=== Written instruction ===
Transcribe the material verbatim in full; the pictures do not belong in the copy.

=== Excerpt from a dataset ===
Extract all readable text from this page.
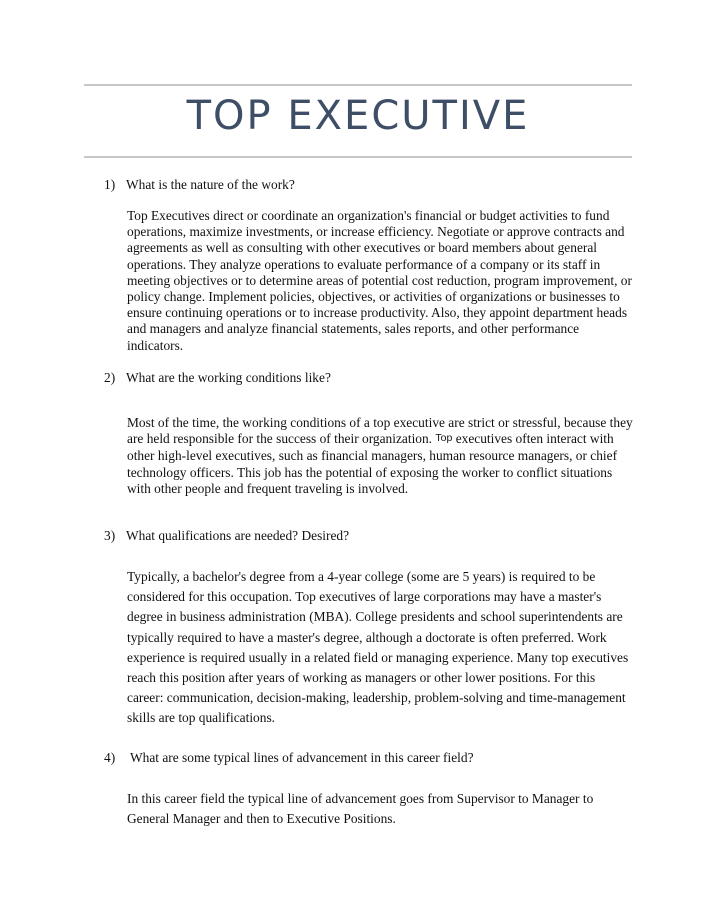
TOP EXECUTIVE
1) What is the nature of the work?
Top Executives direct or coordinate an organization's financial or budget activities to fund operations, maximize investments, or increase efficiency. Negotiate or approve contracts and agreements as well as consulting with other executives or board members about general operations. They analyze operations to evaluate performance of a company or its staff in meeting objectives or to determine areas of potential cost reduction, program improvement, or policy change. Implement policies, objectives, or activities of organizations or businesses to ensure continuing operations or to increase productivity. Also, they appoint department heads and managers and analyze financial statements, sales reports, and other performance indicators.
2) What are the working conditions like?
Most of the time, the working conditions of a top executive are strict or stressful, because they are held responsible for the success of their organization. Top executives often interact with other high-level executives, such as financial managers, human resource managers, or chief technology officers. This job has the potential of exposing the worker to conflict situations with other people and frequent traveling is involved.
3) What qualifications are needed? Desired?
Typically, a bachelor's degree from a 4-year college (some are 5 years) is required to be considered for this occupation. Top executives of large corporations may have a master's degree in business administration (MBA). College presidents and school superintendents are typically required to have a master's degree, although a doctorate is often preferred. Work experience is required usually in a related field or managing experience. Many top executives reach this position after years of working as managers or other lower positions. For this career: communication, decision-making, leadership, problem-solving and time-management skills are top qualifications.
4) What are some typical lines of advancement in this career field?
In this career field the typical line of advancement goes from Supervisor to Manager to General Manager and then to Executive Positions.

=== Answer ===
Extract all readable text from this page.
TOP EXECUTIVE
1) What is the nature of the work?
Top Executives direct or coordinate an organization's financial or budget activities to fund operations, maximize investments, or increase efficiency. Negotiate or approve contracts and agreements as well as consulting with other executives or board members about general operations. They analyze operations to evaluate performance of a company or its staff in meeting objectives or to determine areas of potential cost reduction, program improvement, or policy change. Implement policies, objectives, or activities of organizations or businesses to ensure continuing operations or to increase productivity. Also, they appoint department heads and managers and analyze financial statements, sales reports, and other performance indicators.
2) What are the working conditions like?
Most of the time, the working conditions of a top executive are strict or stressful, because they are held responsible for the success of their organization. Top executives often interact with other high-level executives, such as financial managers, human resource managers, or chief technology officers. This job has the potential of exposing the worker to conflict situations with other people and frequent traveling is involved.
3) What qualifications are needed? Desired?
Typically, a bachelor's degree from a 4-year college (some are 5 years) is required to be considered for this occupation. Top executives of large corporations may have a master's degree in business administration (MBA). College presidents and school superintendents are typically required to have a master's degree, although a doctorate is often preferred. Work experience is required usually in a related field or managing experience. Many top executives reach this position after years of working as managers or other lower positions. For this career: communication, decision-making, leadership, problem-solving and time-management skills are top qualifications.
4) What are some typical lines of advancement in this career field?
In this career field the typical line of advancement goes from Supervisor to Manager to General Manager and then to Executive Positions.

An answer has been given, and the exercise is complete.